STATED PROBLEM
Extract all lines from the data beneath that include the word "viranhaltijoiden".

Data excerpts:
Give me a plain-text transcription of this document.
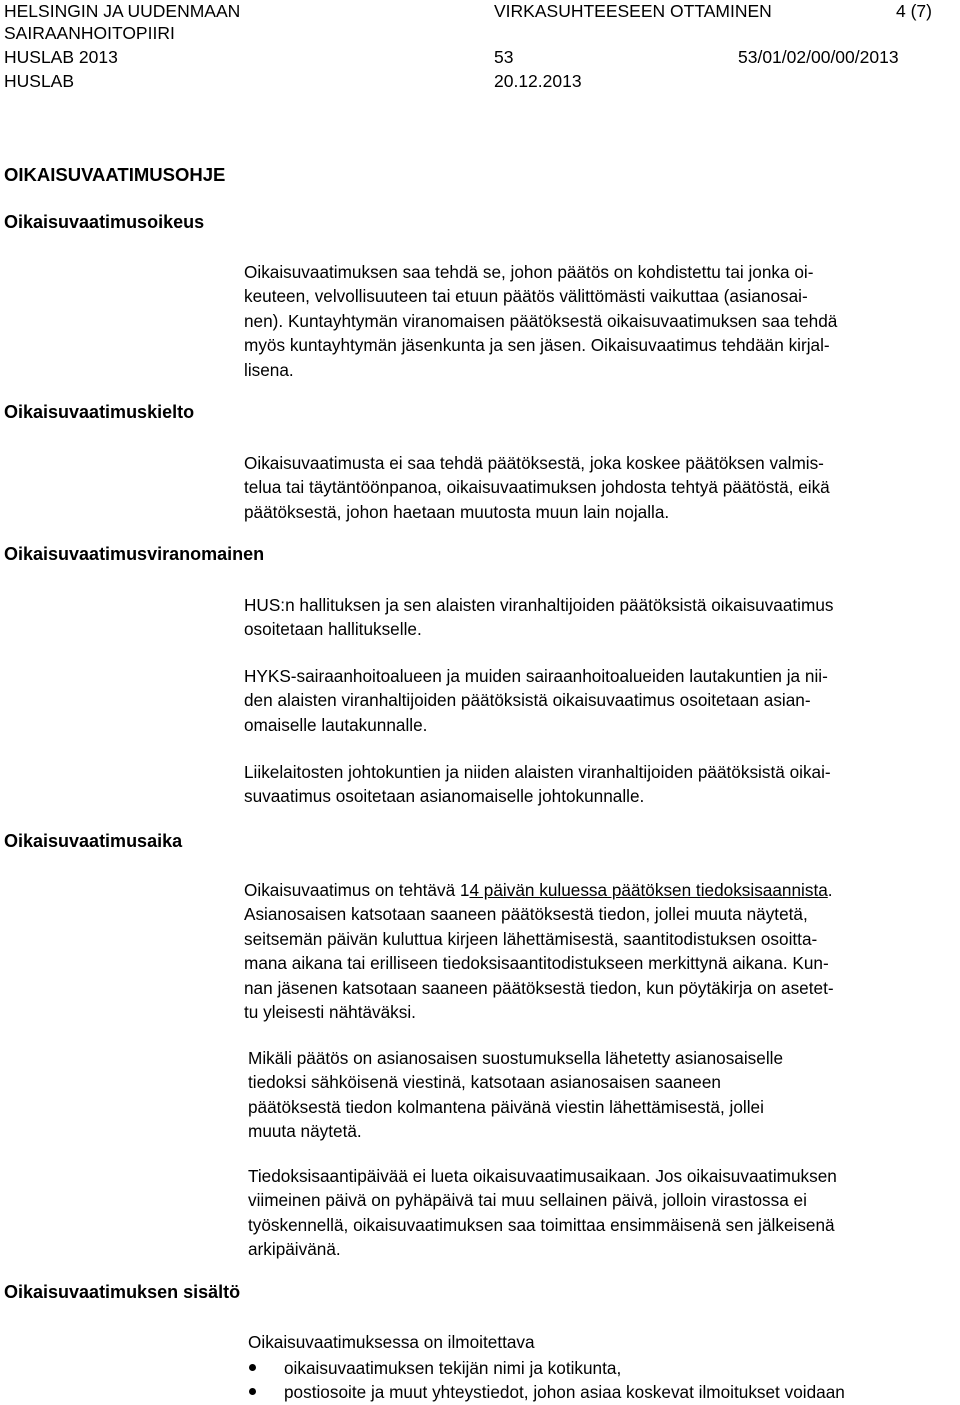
HELSINGIN JA UUDENMAAN
SAIRAANHOITOPIIRI
HUSLAB 2013
HUSLAB
VIRKASUHTEESEEN OTTAMINEN	4 (7)
53
20.12.2013
53/01/02/00/00/2013
OIKAISUVAATIMUSOHJE
Oikaisuvaatimusoikeus
Oikaisuvaatimuskielto
Oikaisuvaatimusviranomainen
Oikaisuvaatimusaika
Oikaisuvaatimuksen sisältö
Oikaisuvaatimuksen saa tehdä se, johon päätös on kohdistettu tai jonka oi-
keuteen, velvollisuuteen tai etuun päätös välittömästi vaikuttaa (asianosai-
nen). Kuntayhtymän viranomaisen päätöksestä oikaisuvaatimuksen saa tehdä
myös kuntayhtymän jäsenkunta ja sen jäsen. Oikaisuvaatimus tehdään kirjal-
lisena.
Oikaisuvaatimusta ei saa tehdä päätöksestä, joka koskee päätöksen valmis-
telua tai täytäntöönpanoa, oikaisuvaatimuksen johdosta tehtyä päätöstä, eikä
päätöksestä, johon haetaan muutosta muun lain nojalla.
HUS:n hallituksen ja sen alaisten viranhaltijoiden päätöksistä oikaisuvaatimus
osoitetaan hallitukselle.
HYKS-sairaanhoitoalueen ja muiden sairaanhoitoalueiden lautakuntien ja nii-
den alaisten viranhaltijoiden päätöksistä oikaisuvaatimus osoitetaan asian-
omaiselle lautakunnalle.
Liikelaitosten johtokuntien ja niiden alaisten viranhaltijoiden päätöksistä oikai-
suvaatimus osoitetaan asianomaiselle johtokunnalle.
Oikaisuvaatimus on tehtävä 14 päivän kuluessa päätöksen tiedoksisaannista.
Asianosaisen katsotaan saaneen päätöksestä tiedon, jollei muuta näytetä,
seitsemän päivän kuluttua kirjeen lähettämisestä, saantitodistuksen osoitta-
mana aikana tai erilliseen tiedoksisaantitodistukseen merkittynä aikana. Kun-
nan jäsenen katsotaan saaneen päätöksestä tiedon, kun pöytäkirja on asetet-
tu yleisesti nähtäväksi.
Mikäli päätös on asianosaisen suostumuksella lähetetty asianosaiselle
tiedoksi sähköisenä viestinä, katsotaan asianosaisen saaneen
päätöksestä tiedon kolmantena päivänä viestin lähettämisestä, jollei
muuta näytetä.
Tiedoksisaantipäivää ei lueta oikaisuvaatimusaikaan. Jos oikaisuvaatimuksen
viimeinen päivä on pyhäpäivä tai muu sellainen päivä, jolloin virastossa ei
työskennellä, oikaisuvaatimuksen saa toimittaa ensimmäisenä sen jälkeisenä
arkipäivänä.
Oikaisuvaatimuksessa on ilmoitettava
oikaisuvaatimuksen tekijän nimi ja kotikunta,
postiosoite ja muut yhteystiedot, johon asiaa koskevat ilmoitukset voidaan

RESULT OF THE TASK
HUS:n hallituksen ja sen alaisten viranhaltijoiden päätöksistä oikaisuvaatimus
den alaisten viranhaltijoiden päätöksistä oikaisuvaatimus osoitetaan asian-
Liikelaitosten johtokuntien ja niiden alaisten viranhaltijoiden päätöksistä oikai-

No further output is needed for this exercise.